→ **WHAT YOU WILL DO**
Copy every line of the records below that holds the word "Brasil".

<<<<

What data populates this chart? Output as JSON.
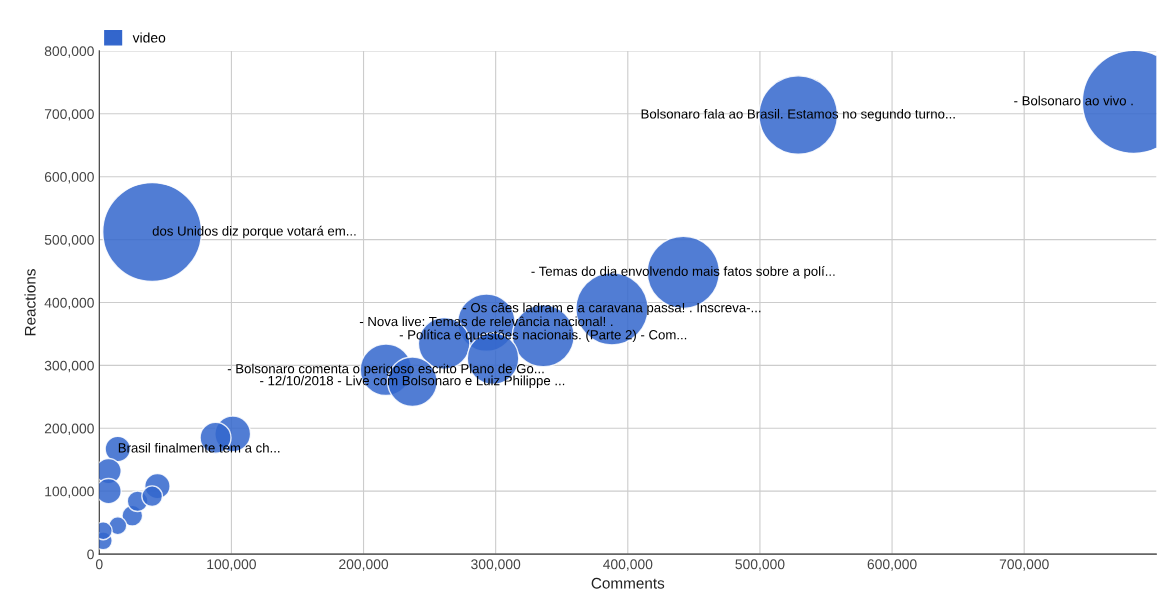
{
  "chart_data": {
    "type": "bubble",
    "xlabel": "Comments",
    "ylabel": "Reactions",
    "xlim": [
      0,
      800000
    ],
    "xticks": [
      {
        "value": 0,
        "label": "0"
      },
      {
        "value": 100000,
        "label": "100,000"
      },
      {
        "value": 200000,
        "label": "200,000"
      },
      {
        "value": 300000,
        "label": "300,000"
      },
      {
        "value": 400000,
        "label": "400,000"
      },
      {
        "value": 500000,
        "label": "500,000"
      },
      {
        "value": 600000,
        "label": "600,000"
      },
      {
        "value": 700000,
        "label": "700,000"
      }
    ],
    "ylim": [
      0,
      800000
    ],
    "yticks": [
      {
        "value": 0,
        "label": "0"
      },
      {
        "value": 100000,
        "label": "100,000"
      },
      {
        "value": 200000,
        "label": "200,000"
      },
      {
        "value": 300000,
        "label": "300,000"
      },
      {
        "value": 400000,
        "label": "400,000"
      },
      {
        "value": 500000,
        "label": "500,000"
      },
      {
        "value": 600000,
        "label": "600,000"
      },
      {
        "value": 700000,
        "label": "700,000"
      },
      {
        "value": 800000,
        "label": "800,000"
      }
    ],
    "grid": true,
    "legend": "top left",
    "series": [
      {
        "name": "video",
        "color": "#3366cc",
        "x": [
          783000,
          529000,
          40000,
          442000,
          388000,
          293000,
          336000,
          261000,
          298000,
          217000,
          237000,
          101000,
          88000,
          14000,
          7000,
          7000,
          44000,
          25000,
          14000,
          3000,
          3000,
          29000,
          40000
        ],
        "values": [
          719000,
          698000,
          512000,
          448000,
          390000,
          368000,
          347000,
          335000,
          311000,
          293000,
          274000,
          191000,
          185000,
          167000,
          132000,
          100000,
          108000,
          61000,
          45000,
          21000,
          37000,
          84000,
          92000
        ],
        "sizes": [
          1,
          0.58,
          0.92,
          0.49,
          0.49,
          0.31,
          0.36,
          0.25,
          0.25,
          0.25,
          0.23,
          0.12,
          0.09,
          0.06,
          0.06,
          0.06,
          0.06,
          0.04,
          0.03,
          0.03,
          0.03,
          0.04,
          0.04
        ]
      }
    ],
    "annotations": [
      {
        "text": "- Bolsonaro ao vivo .",
        "x": 783000,
        "y": 719000
      },
      {
        "text": "Bolsonaro fala ao Brasil. Estamos no segundo turno...",
        "x": 529000,
        "y": 698000
      },
      {
        "text": "dos Unidos diz porque votará em...",
        "x": 40000,
        "y": 512000
      },
      {
        "text": "- Temas do dia envolvendo mais fatos sobre a polí...",
        "x": 442000,
        "y": 448000
      },
      {
        "text": "- Os cães ladram e a caravana passa! . Inscreva-...",
        "x": 388000,
        "y": 390000
      },
      {
        "text": "- Nova live: Temas de relevância nacional! .",
        "x": 293000,
        "y": 368000
      },
      {
        "text": "- Política e questões nacionais. (Parte 2) - Com...",
        "x": 336000,
        "y": 347000
      },
      {
        "text": "- Bolsonaro comenta o perigoso escrito Plano de Go...",
        "x": 217000,
        "y": 293000
      },
      {
        "text": "- 12/10/2018 - Live com Bolsonaro e Luiz Philippe ...",
        "x": 237000,
        "y": 274000
      },
      {
        "text": "Brasil finalmente tem a ch...",
        "x": 14000,
        "y": 167000
      }
    ]
  }
}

>>>>

→ **RESPONSE**
        "text": "Bolsonaro fala ao Brasil. Estamos no segundo turno...",
        "text": "Brasil finalmente tem a ch...",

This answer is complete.